WRITTEN REQUEST:
Transcribe word for word the part of the delivery fees article below that begins with the words "The government levied" and ends with "Rs.2 platform fee.".

DOCUMENT SEGMENT:
..........

Food, grocery delivery gets dearer with hike in GST, platform fee
bengaluru, Sept. 5 -- India's top food and grocery delivery platforms are gearing up for the high-stakes festive season with a flurry of charges-a new goods and services tax, higher platform fees, surge pricing, rain fees and long-distance delivery charges-to cash in on the annual demand spike. The strategy signals a confident bet that customers, driven by convenience, will absorb rising costs.
The government levied 18% GST on delivery services provided by e-commerce operators as it rationalized the tax slabs to two rates from four on Wednesday. Previously, platforms did not charge GST consistently for every order because they were not liable to pay the tax. Now, they will be liable, so they will fully pass on the charge to the user.
Additionally, Swiggy and Eternal (formerly Zomato Ltd) have raised platform fees to Rs.15 and Rs.12, respectively, in key metros, aiming to boost per-order revenue during peak demand. For Swiggy, this marks the steepest increase since April 2023, when it introduced a Rs.2 platform fee.
Eternal's fee is now almost six times of it was when introduced in August 2023. These charges are levied on users outside its loyalty programme.

..........

SUPPLIED MATERIAL:
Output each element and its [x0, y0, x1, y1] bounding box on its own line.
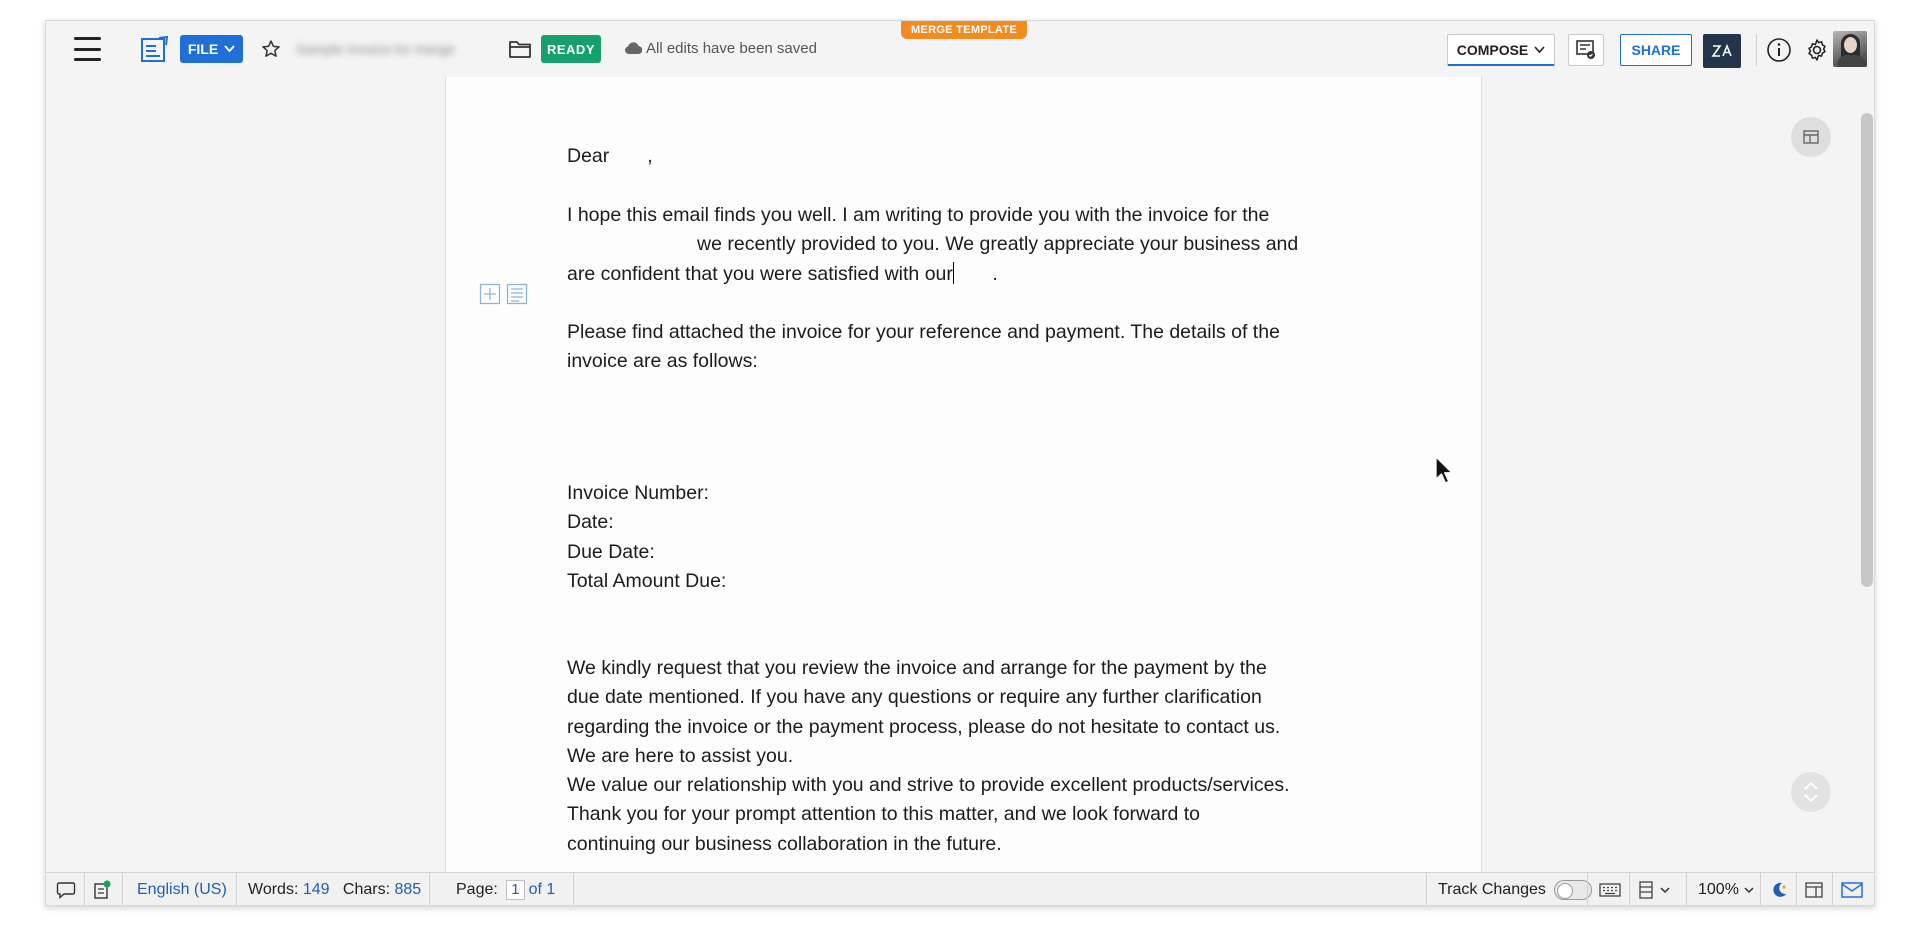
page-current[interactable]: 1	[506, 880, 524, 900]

..........

SOLUTION:
The government levied 18% GST on delivery services provided by e-commerce operators as it rationalized the tax slabs to two rates from four on Wednesday. Previously, platforms did not charge GST consistently for every order because they were not liable to pay the tax. Now, they will be liable, so they will fully pass on the charge to the user.
Additionally, Swiggy and Eternal (formerly Zomato Ltd) have raised platform fees to Rs.15 and Rs.12, respectively, in key metros, aiming to boost per-order revenue during peak demand. For Swiggy, this marks the steepest increase since April 2023, when it introduced a Rs.2 platform fee.